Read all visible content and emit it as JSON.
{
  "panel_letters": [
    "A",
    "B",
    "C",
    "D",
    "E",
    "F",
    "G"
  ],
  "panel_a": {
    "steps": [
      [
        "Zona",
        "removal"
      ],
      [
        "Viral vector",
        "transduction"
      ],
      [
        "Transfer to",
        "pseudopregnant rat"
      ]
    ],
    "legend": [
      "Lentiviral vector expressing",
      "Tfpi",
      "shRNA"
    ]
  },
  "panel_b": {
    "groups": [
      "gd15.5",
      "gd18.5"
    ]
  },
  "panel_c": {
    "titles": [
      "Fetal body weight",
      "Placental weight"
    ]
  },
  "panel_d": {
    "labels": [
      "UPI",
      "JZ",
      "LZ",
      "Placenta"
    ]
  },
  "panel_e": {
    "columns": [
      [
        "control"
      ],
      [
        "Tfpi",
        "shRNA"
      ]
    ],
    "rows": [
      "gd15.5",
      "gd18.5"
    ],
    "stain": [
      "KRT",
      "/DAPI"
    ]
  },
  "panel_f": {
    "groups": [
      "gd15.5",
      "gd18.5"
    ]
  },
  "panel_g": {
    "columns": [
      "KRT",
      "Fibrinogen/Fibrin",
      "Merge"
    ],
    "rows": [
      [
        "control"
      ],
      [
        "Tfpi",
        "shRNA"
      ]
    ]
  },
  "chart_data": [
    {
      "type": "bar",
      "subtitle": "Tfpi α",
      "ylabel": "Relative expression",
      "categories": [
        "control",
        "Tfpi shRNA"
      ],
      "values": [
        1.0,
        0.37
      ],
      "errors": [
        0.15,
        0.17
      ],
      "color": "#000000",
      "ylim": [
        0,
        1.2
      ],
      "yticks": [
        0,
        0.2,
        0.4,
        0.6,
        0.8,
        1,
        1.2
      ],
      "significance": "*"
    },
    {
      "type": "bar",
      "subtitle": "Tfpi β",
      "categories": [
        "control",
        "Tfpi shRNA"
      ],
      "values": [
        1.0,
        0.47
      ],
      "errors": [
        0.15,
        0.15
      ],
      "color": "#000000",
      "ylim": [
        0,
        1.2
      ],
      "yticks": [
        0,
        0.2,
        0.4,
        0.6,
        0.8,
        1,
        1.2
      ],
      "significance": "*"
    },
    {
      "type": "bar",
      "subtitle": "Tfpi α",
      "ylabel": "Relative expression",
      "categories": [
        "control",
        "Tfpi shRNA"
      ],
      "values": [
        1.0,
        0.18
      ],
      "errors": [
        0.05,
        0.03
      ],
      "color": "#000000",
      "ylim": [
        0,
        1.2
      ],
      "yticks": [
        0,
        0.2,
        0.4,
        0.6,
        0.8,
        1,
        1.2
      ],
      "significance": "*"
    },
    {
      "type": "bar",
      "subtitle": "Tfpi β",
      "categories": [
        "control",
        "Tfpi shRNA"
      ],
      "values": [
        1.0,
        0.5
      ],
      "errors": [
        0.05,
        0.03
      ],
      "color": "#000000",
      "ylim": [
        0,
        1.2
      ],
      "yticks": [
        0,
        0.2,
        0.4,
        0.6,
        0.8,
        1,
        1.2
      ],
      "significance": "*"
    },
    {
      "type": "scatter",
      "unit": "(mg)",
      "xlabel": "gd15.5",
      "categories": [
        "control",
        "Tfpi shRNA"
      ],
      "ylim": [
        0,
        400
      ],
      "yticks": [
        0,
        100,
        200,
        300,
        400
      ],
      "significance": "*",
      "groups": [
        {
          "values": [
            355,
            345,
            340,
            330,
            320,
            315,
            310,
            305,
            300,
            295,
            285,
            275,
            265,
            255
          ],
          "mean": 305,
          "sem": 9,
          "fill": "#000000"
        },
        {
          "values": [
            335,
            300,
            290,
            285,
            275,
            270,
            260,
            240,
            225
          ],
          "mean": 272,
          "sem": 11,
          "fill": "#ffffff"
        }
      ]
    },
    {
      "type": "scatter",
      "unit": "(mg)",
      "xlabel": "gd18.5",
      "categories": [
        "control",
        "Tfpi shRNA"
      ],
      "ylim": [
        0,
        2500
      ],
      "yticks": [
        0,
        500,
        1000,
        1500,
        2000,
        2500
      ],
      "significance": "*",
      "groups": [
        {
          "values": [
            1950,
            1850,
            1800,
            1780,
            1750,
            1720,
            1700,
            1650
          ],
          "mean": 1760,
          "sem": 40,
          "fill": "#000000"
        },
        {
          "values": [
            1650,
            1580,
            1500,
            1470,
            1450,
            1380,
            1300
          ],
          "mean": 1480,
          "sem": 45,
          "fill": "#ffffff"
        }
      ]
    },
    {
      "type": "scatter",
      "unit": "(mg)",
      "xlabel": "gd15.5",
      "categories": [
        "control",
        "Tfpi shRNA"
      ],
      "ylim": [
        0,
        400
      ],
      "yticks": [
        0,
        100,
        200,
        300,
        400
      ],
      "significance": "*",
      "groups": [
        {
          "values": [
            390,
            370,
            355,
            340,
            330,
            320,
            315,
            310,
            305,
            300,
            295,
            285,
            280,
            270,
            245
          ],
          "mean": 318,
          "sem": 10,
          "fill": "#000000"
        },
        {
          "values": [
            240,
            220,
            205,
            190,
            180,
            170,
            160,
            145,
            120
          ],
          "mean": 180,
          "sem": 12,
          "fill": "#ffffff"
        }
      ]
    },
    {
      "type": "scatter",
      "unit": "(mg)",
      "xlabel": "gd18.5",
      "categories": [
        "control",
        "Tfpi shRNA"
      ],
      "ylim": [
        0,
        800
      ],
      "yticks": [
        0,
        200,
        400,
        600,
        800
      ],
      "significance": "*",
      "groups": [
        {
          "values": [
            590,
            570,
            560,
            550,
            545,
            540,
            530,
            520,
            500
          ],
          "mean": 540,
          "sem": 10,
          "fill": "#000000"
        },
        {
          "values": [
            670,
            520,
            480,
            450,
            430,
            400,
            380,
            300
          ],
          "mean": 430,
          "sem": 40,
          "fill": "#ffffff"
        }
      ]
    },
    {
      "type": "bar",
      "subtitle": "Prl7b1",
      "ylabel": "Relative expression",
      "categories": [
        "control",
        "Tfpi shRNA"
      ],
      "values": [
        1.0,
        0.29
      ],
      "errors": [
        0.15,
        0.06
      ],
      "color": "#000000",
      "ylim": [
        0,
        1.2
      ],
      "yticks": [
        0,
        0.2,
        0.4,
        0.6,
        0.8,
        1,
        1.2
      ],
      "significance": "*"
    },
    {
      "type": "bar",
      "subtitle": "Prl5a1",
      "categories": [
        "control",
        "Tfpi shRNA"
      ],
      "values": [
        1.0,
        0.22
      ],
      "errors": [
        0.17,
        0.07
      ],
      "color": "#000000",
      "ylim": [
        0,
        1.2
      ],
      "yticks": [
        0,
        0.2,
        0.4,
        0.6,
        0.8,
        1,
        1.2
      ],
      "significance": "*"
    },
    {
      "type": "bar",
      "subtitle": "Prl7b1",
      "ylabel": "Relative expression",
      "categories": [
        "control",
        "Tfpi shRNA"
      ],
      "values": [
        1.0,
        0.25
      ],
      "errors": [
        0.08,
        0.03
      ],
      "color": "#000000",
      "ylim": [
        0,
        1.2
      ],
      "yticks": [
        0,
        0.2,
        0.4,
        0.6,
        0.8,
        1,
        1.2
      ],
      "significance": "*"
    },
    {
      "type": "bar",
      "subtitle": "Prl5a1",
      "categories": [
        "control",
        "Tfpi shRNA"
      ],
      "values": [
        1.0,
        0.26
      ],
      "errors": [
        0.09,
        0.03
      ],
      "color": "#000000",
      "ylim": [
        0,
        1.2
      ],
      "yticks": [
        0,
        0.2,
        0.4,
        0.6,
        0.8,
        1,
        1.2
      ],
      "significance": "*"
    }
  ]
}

....................

Make a verbatim transcription of all the material.

Answer to the exercise
Read all visible content and emit it as JSON.
{
  "panel_letters": [
    "A",
    "B",
    "C",
    "D",
    "E",
    "F",
    "G"
  ],
  "panel_a": {
    "steps": [
      [
        "Zona",
        "removal"
      ],
      [
        "Viral vector",
        "transduction"
      ],
      [
        "Transfer to",
        "pseudopregnant rat"
      ]
    ],
    "legend": [
      "Lentiviral vector expressing",
      "Tfpi",
      "shRNA"
    ]
  },
  "panel_b": {
    "groups": [
      "gd15.5",
      "gd18.5"
    ]
  },
  "panel_c": {
    "titles": [
      "Fetal body weight",
      "Placental weight"
    ]
  },
  "panel_d": {
    "labels": [
      "UPI",
      "JZ",
      "LZ",
      "Placenta"
    ]
  },
  "panel_e": {
    "columns": [
      [
        "control"
      ],
      [
        "Tfpi",
        "shRNA"
      ]
    ],
    "rows": [
      "gd15.5",
      "gd18.5"
    ],
    "stain": [
      "KRT",
      "/DAPI"
    ]
  },
  "panel_f": {
    "groups": [
      "gd15.5",
      "gd18.5"
    ]
  },
  "panel_g": {
    "columns": [
      "KRT",
      "Fibrinogen/Fibrin",
      "Merge"
    ],
    "rows": [
      [
        "control"
      ],
      [
        "Tfpi",
        "shRNA"
      ]
    ]
  },
  "chart_data": [
    {
      "type": "bar",
      "subtitle": "Tfpi α",
      "ylabel": "Relative expression",
      "categories": [
        "control",
        "Tfpi shRNA"
      ],
      "values": [
        1.0,
        0.37
      ],
      "errors": [
        0.15,
        0.17
      ],
      "color": "#000000",
      "ylim": [
        0,
        1.2
      ],
      "yticks": [
        0,
        0.2,
        0.4,
        0.6,
        0.8,
        1,
        1.2
      ],
      "significance": "*"
    },
    {
      "type": "bar",
      "subtitle": "Tfpi β",
      "categories": [
        "control",
        "Tfpi shRNA"
      ],
      "values": [
        1.0,
        0.47
      ],
      "errors": [
        0.15,
        0.15
      ],
      "color": "#000000",
      "ylim": [
        0,
        1.2
      ],
      "yticks": [
        0,
        0.2,
        0.4,
        0.6,
        0.8,
        1,
        1.2
      ],
      "significance": "*"
    },
    {
      "type": "bar",
      "subtitle": "Tfpi α",
      "ylabel": "Relative expression",
      "categories": [
        "control",
        "Tfpi shRNA"
      ],
      "values": [
        1.0,
        0.18
      ],
      "errors": [
        0.05,
        0.03
      ],
      "color": "#000000",
      "ylim": [
        0,
        1.2
      ],
      "yticks": [
        0,
        0.2,
        0.4,
        0.6,
        0.8,
        1,
        1.2
      ],
      "significance": "*"
    },
    {
      "type": "bar",
      "subtitle": "Tfpi β",
      "categories": [
        "control",
        "Tfpi shRNA"
      ],
      "values": [
        1.0,
        0.5
      ],
      "errors": [
        0.05,
        0.03
      ],
      "color": "#000000",
      "ylim": [
        0,
        1.2
      ],
      "yticks": [
        0,
        0.2,
        0.4,
        0.6,
        0.8,
        1,
        1.2
      ],
      "significance": "*"
    },
    {
      "type": "scatter",
      "unit": "(mg)",
      "xlabel": "gd15.5",
      "categories": [
        "control",
        "Tfpi shRNA"
      ],
      "ylim": [
        0,
        400
      ],
      "yticks": [
        0,
        100,
        200,
        300,
        400
      ],
      "significance": "*",
      "groups": [
        {
          "values": [
            355,
            345,
            340,
            330,
            320,
            315,
            310,
            305,
            300,
            295,
            285,
            275,
            265,
            255
          ],
          "mean": 305,
          "sem": 9,
          "fill": "#000000"
        },
        {
          "values": [
            335,
            300,
            290,
            285,
            275,
            270,
            260,
            240,
            225
          ],
          "mean": 272,
          "sem": 11,
          "fill": "#ffffff"
        }
      ]
    },
    {
      "type": "scatter",
      "unit": "(mg)",
      "xlabel": "gd18.5",
      "categories": [
        "control",
        "Tfpi shRNA"
      ],
      "ylim": [
        0,
        2500
      ],
      "yticks": [
        0,
        500,
        1000,
        1500,
        2000,
        2500
      ],
      "significance": "*",
      "groups": [
        {
          "values": [
            1950,
            1850,
            1800,
            1780,
            1750,
            1720,
            1700,
            1650
          ],
          "mean": 1760,
          "sem": 40,
          "fill": "#000000"
        },
        {
          "values": [
            1650,
            1580,
            1500,
            1470,
            1450,
            1380,
            1300
          ],
          "mean": 1480,
          "sem": 45,
          "fill": "#ffffff"
        }
      ]
    },
    {
      "type": "scatter",
      "unit": "(mg)",
      "xlabel": "gd15.5",
      "categories": [
        "control",
        "Tfpi shRNA"
      ],
      "ylim": [
        0,
        400
      ],
      "yticks": [
        0,
        100,
        200,
        300,
        400
      ],
      "significance": "*",
      "groups": [
        {
          "values": [
            390,
            370,
            355,
            340,
            330,
            320,
            315,
            310,
            305,
            300,
            295,
            285,
            280,
            270,
            245
          ],
          "mean": 318,
          "sem": 10,
          "fill": "#000000"
        },
        {
          "values": [
            240,
            220,
            205,
            190,
            180,
            170,
            160,
            145,
            120
          ],
          "mean": 180,
          "sem": 12,
          "fill": "#ffffff"
        }
      ]
    },
    {
      "type": "scatter",
      "unit": "(mg)",
      "xlabel": "gd18.5",
      "categories": [
        "control",
        "Tfpi shRNA"
      ],
      "ylim": [
        0,
        800
      ],
      "yticks": [
        0,
        200,
        400,
        600,
        800
      ],
      "significance": "*",
      "groups": [
        {
          "values": [
            590,
            570,
            560,
            550,
            545,
            540,
            530,
            520,
            500
          ],
          "mean": 540,
          "sem": 10,
          "fill": "#000000"
        },
        {
          "values": [
            670,
            520,
            480,
            450,
            430,
            400,
            380,
            300
          ],
          "mean": 430,
          "sem": 40,
          "fill": "#ffffff"
        }
      ]
    },
    {
      "type": "bar",
      "subtitle": "Prl7b1",
      "ylabel": "Relative expression",
      "categories": [
        "control",
        "Tfpi shRNA"
      ],
      "values": [
        1.0,
        0.29
      ],
      "errors": [
        0.15,
        0.06
      ],
      "color": "#000000",
      "ylim": [
        0,
        1.2
      ],
      "yticks": [
        0,
        0.2,
        0.4,
        0.6,
        0.8,
        1,
        1.2
      ],
      "significance": "*"
    },
    {
      "type": "bar",
      "subtitle": "Prl5a1",
      "categories": [
        "control",
        "Tfpi shRNA"
      ],
      "values": [
        1.0,
        0.22
      ],
      "errors": [
        0.17,
        0.07
      ],
      "color": "#000000",
      "ylim": [
        0,
        1.2
      ],
      "yticks": [
        0,
        0.2,
        0.4,
        0.6,
        0.8,
        1,
        1.2
      ],
      "significance": "*"
    },
    {
      "type": "bar",
      "subtitle": "Prl7b1",
      "ylabel": "Relative expression",
      "categories": [
        "control",
        "Tfpi shRNA"
      ],
      "values": [
        1.0,
        0.25
      ],
      "errors": [
        0.08,
        0.03
      ],
      "color": "#000000",
      "ylim": [
        0,
        1.2
      ],
      "yticks": [
        0,
        0.2,
        0.4,
        0.6,
        0.8,
        1,
        1.2
      ],
      "significance": "*"
    },
    {
      "type": "bar",
      "subtitle": "Prl5a1",
      "categories": [
        "control",
        "Tfpi shRNA"
      ],
      "values": [
        1.0,
        0.26
      ],
      "errors": [
        0.09,
        0.03
      ],
      "color": "#000000",
      "ylim": [
        0,
        1.2
      ],
      "yticks": [
        0,
        0.2,
        0.4,
        0.6,
        0.8,
        1,
        1.2
      ],
      "significance": "*"
    }
  ]
}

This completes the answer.